▸ **DATA FOR THE TASK**

* START *

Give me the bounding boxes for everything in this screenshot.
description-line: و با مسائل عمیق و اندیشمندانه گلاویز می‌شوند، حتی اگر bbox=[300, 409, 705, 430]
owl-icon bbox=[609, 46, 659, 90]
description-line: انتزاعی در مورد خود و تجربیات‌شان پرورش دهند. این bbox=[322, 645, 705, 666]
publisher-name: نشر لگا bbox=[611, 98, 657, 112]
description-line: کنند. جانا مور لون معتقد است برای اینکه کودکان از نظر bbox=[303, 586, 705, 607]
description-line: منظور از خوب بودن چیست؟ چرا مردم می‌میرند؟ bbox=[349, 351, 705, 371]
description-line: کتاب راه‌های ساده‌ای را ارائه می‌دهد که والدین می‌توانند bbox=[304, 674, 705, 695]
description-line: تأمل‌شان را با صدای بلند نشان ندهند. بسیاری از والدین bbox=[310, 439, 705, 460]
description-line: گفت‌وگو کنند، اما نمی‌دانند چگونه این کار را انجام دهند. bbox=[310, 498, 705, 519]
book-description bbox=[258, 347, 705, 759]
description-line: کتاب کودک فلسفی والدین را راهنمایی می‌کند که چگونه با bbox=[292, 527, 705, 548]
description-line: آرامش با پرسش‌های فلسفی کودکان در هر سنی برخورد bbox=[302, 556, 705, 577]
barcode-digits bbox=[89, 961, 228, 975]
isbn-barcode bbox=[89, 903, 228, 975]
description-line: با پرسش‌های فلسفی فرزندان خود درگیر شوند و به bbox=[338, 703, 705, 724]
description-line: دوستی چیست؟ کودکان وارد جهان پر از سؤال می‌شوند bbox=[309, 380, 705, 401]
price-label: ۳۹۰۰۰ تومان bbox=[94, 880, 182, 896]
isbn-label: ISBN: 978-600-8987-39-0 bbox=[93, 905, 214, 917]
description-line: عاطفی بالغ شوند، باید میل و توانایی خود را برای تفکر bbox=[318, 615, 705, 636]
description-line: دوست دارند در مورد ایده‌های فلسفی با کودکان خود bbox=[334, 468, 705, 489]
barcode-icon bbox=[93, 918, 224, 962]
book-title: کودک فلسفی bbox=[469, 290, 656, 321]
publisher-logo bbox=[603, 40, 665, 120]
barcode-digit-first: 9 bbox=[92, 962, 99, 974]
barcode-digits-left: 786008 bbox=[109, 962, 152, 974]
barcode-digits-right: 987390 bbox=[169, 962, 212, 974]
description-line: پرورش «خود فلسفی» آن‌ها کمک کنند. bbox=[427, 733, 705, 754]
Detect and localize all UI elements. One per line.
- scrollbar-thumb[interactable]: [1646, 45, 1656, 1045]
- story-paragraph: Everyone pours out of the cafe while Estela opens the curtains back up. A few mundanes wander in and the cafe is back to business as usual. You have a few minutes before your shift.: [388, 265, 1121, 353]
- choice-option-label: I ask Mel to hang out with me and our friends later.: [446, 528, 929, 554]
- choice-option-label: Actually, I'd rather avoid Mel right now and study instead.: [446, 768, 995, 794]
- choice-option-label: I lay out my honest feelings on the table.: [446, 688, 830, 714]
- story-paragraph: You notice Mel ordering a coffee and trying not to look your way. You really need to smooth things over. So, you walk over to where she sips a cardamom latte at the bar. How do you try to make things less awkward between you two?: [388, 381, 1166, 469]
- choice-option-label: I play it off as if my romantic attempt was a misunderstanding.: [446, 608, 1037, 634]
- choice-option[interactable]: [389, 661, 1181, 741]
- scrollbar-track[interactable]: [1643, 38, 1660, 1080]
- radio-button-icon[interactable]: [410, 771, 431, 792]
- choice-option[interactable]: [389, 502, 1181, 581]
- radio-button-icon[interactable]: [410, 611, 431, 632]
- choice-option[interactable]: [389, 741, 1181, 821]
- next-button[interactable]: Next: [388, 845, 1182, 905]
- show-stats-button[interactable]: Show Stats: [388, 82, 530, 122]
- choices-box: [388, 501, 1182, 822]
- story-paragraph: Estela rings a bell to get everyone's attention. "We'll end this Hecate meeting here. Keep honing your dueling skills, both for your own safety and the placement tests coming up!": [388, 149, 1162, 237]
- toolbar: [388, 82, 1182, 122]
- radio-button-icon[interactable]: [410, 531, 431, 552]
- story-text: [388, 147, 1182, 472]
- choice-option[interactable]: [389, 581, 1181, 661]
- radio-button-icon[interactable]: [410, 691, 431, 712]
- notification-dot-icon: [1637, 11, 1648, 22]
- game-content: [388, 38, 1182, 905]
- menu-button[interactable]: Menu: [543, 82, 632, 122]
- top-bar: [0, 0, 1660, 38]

* END *

Reproduce the material above word for word, keeping every line and its order intact.

▸ **RESPONSE**
Give me the bounding boxes for everything in this screenshot.
description-line: و با مسائل عمیق و اندیشمندانه گلاویز می‌شوند، حتی اگر bbox=[300, 409, 705, 430]
owl-icon bbox=[609, 46, 659, 90]
description-line: انتزاعی در مورد خود و تجربیات‌شان پرورش دهند. این bbox=[322, 645, 705, 666]
publisher-name: نشر لگا bbox=[611, 98, 657, 112]
description-line: کنند. جانا مور لون معتقد است برای اینکه کودکان از نظر bbox=[303, 586, 705, 607]
description-line: منظور از خوب بودن چیست؟ چرا مردم می‌میرند؟ bbox=[349, 351, 705, 371]
description-line: کتاب راه‌های ساده‌ای را ارائه می‌دهد که والدین می‌توانند bbox=[304, 674, 705, 695]
description-line: تأمل‌شان را با صدای بلند نشان ندهند. بسیاری از والدین bbox=[310, 439, 705, 460]
description-line: گفت‌وگو کنند، اما نمی‌دانند چگونه این کار را انجام دهند. bbox=[310, 498, 705, 519]
book-description bbox=[258, 347, 705, 759]
description-line: کتاب کودک فلسفی والدین را راهنمایی می‌کند که چگونه با bbox=[292, 527, 705, 548]
description-line: آرامش با پرسش‌های فلسفی کودکان در هر سنی برخورد bbox=[302, 556, 705, 577]
barcode-digits bbox=[89, 961, 228, 975]
isbn-barcode bbox=[89, 903, 228, 975]
description-line: با پرسش‌های فلسفی فرزندان خود درگیر شوند و به bbox=[338, 703, 705, 724]
description-line: دوستی چیست؟ کودکان وارد جهان پر از سؤال می‌شوند bbox=[309, 380, 705, 401]
price-label: ۳۹۰۰۰ تومان bbox=[94, 880, 182, 896]
isbn-label: ISBN: 978-600-8987-39-0 bbox=[93, 905, 214, 917]
description-line: عاطفی بالغ شوند، باید میل و توانایی خود را برای تفکر bbox=[318, 615, 705, 636]
description-line: دوست دارند در مورد ایده‌های فلسفی با کودکان خود bbox=[334, 468, 705, 489]
barcode-icon bbox=[93, 918, 224, 962]
book-title: کودک فلسفی bbox=[469, 290, 656, 321]
publisher-logo bbox=[603, 40, 665, 120]
barcode-digit-first: 9 bbox=[92, 962, 99, 974]
barcode-digits-left: 786008 bbox=[109, 962, 152, 974]
barcode-digits-right: 987390 bbox=[169, 962, 212, 974]
description-line: پرورش «خود فلسفی» آن‌ها کمک کنند. bbox=[427, 733, 705, 754]
Detect and localize all UI elements. One per line.
- scrollbar-thumb[interactable]: [1646, 45, 1656, 1045]
- story-paragraph: Everyone pours out of the cafe while Estela opens the curtains back up. A few mundanes wander in and the cafe is back to business as usual. You have a few minutes before your shift.: [388, 265, 1121, 353]
- choice-option-label: I ask Mel to hang out with me and our friends later.: [446, 528, 929, 554]
- choice-option-label: Actually, I'd rather avoid Mel right now and study instead.: [446, 768, 995, 794]
- choice-option-label: I lay out my honest feelings on the table.: [446, 688, 830, 714]
- story-paragraph: You notice Mel ordering a coffee and trying not to look your way. You really need to smooth things over. So, you walk over to where she sips a cardamom latte at the bar. How do you try to make things less awkward between you two?: [388, 381, 1166, 469]
- choice-option-label: I play it off as if my romantic attempt was a misunderstanding.: [446, 608, 1037, 634]
- choice-option[interactable]: [389, 661, 1181, 741]
- scrollbar-track[interactable]: [1643, 38, 1660, 1080]
- radio-button-icon[interactable]: [410, 771, 431, 792]
- choice-option[interactable]: [389, 502, 1181, 581]
- radio-button-icon[interactable]: [410, 611, 431, 632]
- choice-option[interactable]: [389, 741, 1181, 821]
- next-button[interactable]: Next: [388, 845, 1182, 905]
- show-stats-button[interactable]: Show Stats: [388, 82, 530, 122]
- choices-box: [388, 501, 1182, 822]
- story-paragraph: Estela rings a bell to get everyone's attention. "We'll end this Hecate meeting here. Keep honing your dueling skills, both for your own safety and the placement tests coming up!": [388, 149, 1162, 237]
- toolbar: [388, 82, 1182, 122]
- radio-button-icon[interactable]: [410, 531, 431, 552]
- story-text: [388, 147, 1182, 472]
- choice-option[interactable]: [389, 581, 1181, 661]
- radio-button-icon[interactable]: [410, 691, 431, 712]
- notification-dot-icon: [1637, 11, 1648, 22]
- game-content: [388, 38, 1182, 905]
- menu-button[interactable]: Menu: [543, 82, 632, 122]
- top-bar: [0, 0, 1660, 38]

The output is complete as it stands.